### What is expected
In the Champagne-versus-mouthwash post, reproduce the passage between "There must be" and "chilled and served.", inclusive, substituting "Maison Delaunay" for "Louis Delaunay".

### Source
════════
Thursday, 4 May 2017

Tesco Champagne v Mouthwash – Go Compare!

What?? Tesco has been selling a Champagne at a lower price than mouthwash, according to the calculations of The Drinks Business. What on earth are they suggesting? Surely Champagne and mouthwash can hardly be mentioned in the same breath, bad or otherwise?
 

There must be issues here which go beyond mere price alone. And so it falls to Sediment to properly compare the two: Tesco’s £9 a bottle (on offer) Louis Delaunay Champagne; and Listerine, the most famous of mouthwashes. Each with their history and tradition. Each similarly chilled and served.

(NB: if you try this yourself at home, and your wife is anything like Mrs K, you may have to explain why there is a bottle of mouthwash in the fridge. Or champagne in the bathroom.)

In terms of appearance, the Tesco Champagne wins hands down. Louis Delaunay presents all the classic elements of Champagne, from the green glass bottle, the foil and the wire cage, to the traditional typeface and parchment-coloured label. Although, the back label speaks in surprisingly modern colloquial language, of “a lemony fresh wine with white peach flavours and citrus zing”. “Zing”? A common Champenois term, is it, “zing”?

Shrewdly, perhaps, Listerine’s label says nothing of its flavour. But it does convey a lot of information and guidance which might be useful for first-time Champagne drinkers too, such as how much to put in one’s mouth. Indeed, for the £9 Champagne audience, perhaps Tesco might consider something similar to Listerine’s warning, not to “swig from the bottle”?

However convenient for guests, it is hard to imagine putting out a bottle of Listerine, without suggesting that your meal presented some kind of oral hygiene hazard. Whereas the bottle of Louis Delaunay Champagne would grace any dining table. Particularly given the judicious absence from its labels of the word “Tesco”.

The Listerine label carries very precise instructions about how to open the bottle; the Champagne, despite being much more difficult to open, does not. I wonder which closure is actually more child-proof?

The Listerine also conveys instructions about how to close the bottle again, an act I imagine unlikely to be troubling customers of £9 Champagne.




In the glass, it is easy to distinguish between the two. The one exhibiting a kind of cloudy malevolence is, I was relieved to see, the mouthwash. And the Listerine has no mousse. The only way to achieve mousse in the mouthwash would be to eat one before you swill.

The Champagne requires you to get your nose right into the glass to pick up its very light, citrussy bouquet. That is a bad idea when it comes to the Listerine. It launches a sinus-pursing assault, with an antiseptic aroma redolent of surgical procedures.

And flavour-wise, in a traditional sniff, sip and spit tasting, the Champagne definitely comes out on top. It’s a bit bland, with a slightly bitter aftertaste, but it’s genuinely dry, faintly appley and perfectly drinkable. Whereas the Listerine is like an immensely strong eucalyptus cough lozenge. I mean, my palate has suffered some pretty dreadful stuff while writing Sediment, but this Listerine has been the worst. No wonder it hasn’t got an IWSC medal.
════════
### Data extract
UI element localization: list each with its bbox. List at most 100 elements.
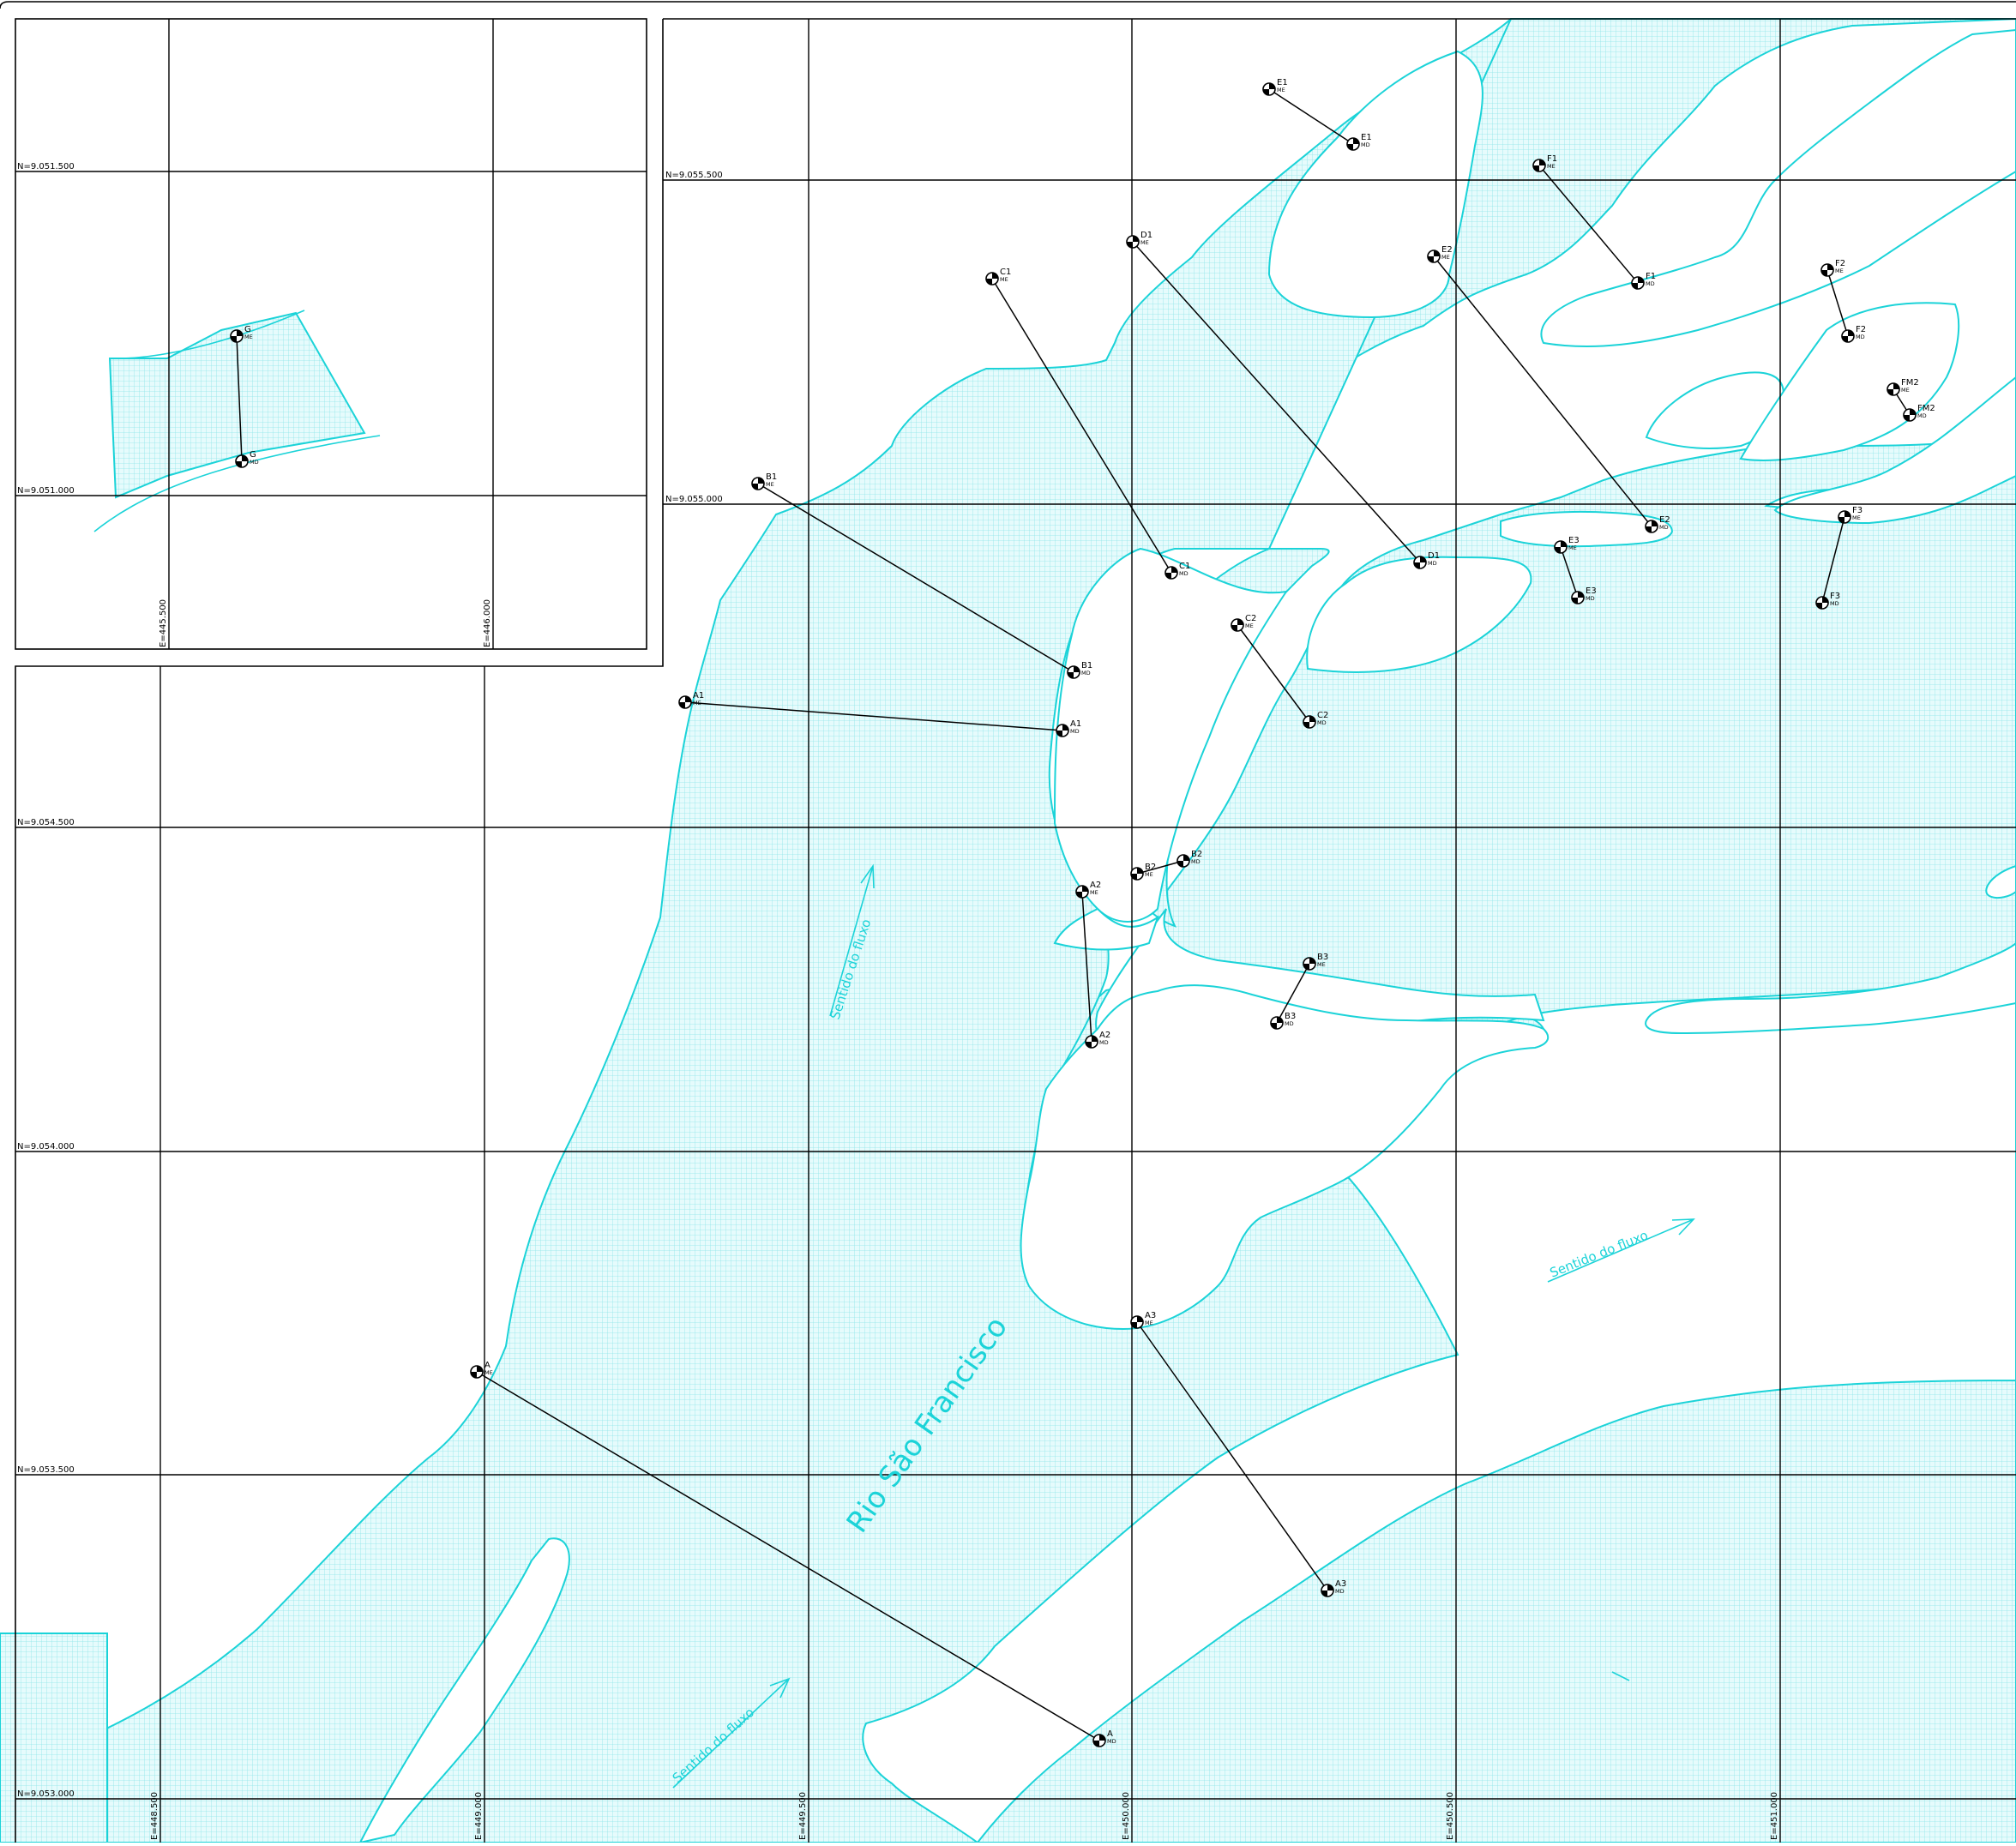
════════
### Output of the task
There must be issues here which go beyond mere price alone. And so it falls to Sediment to properly compare the two: Tesco’s £9 a bottle (on offer) Maison Delaunay Champagne; and Listerine, the most famous of mouthwashes. Each with their history and tradition. Each similarly chilled and served.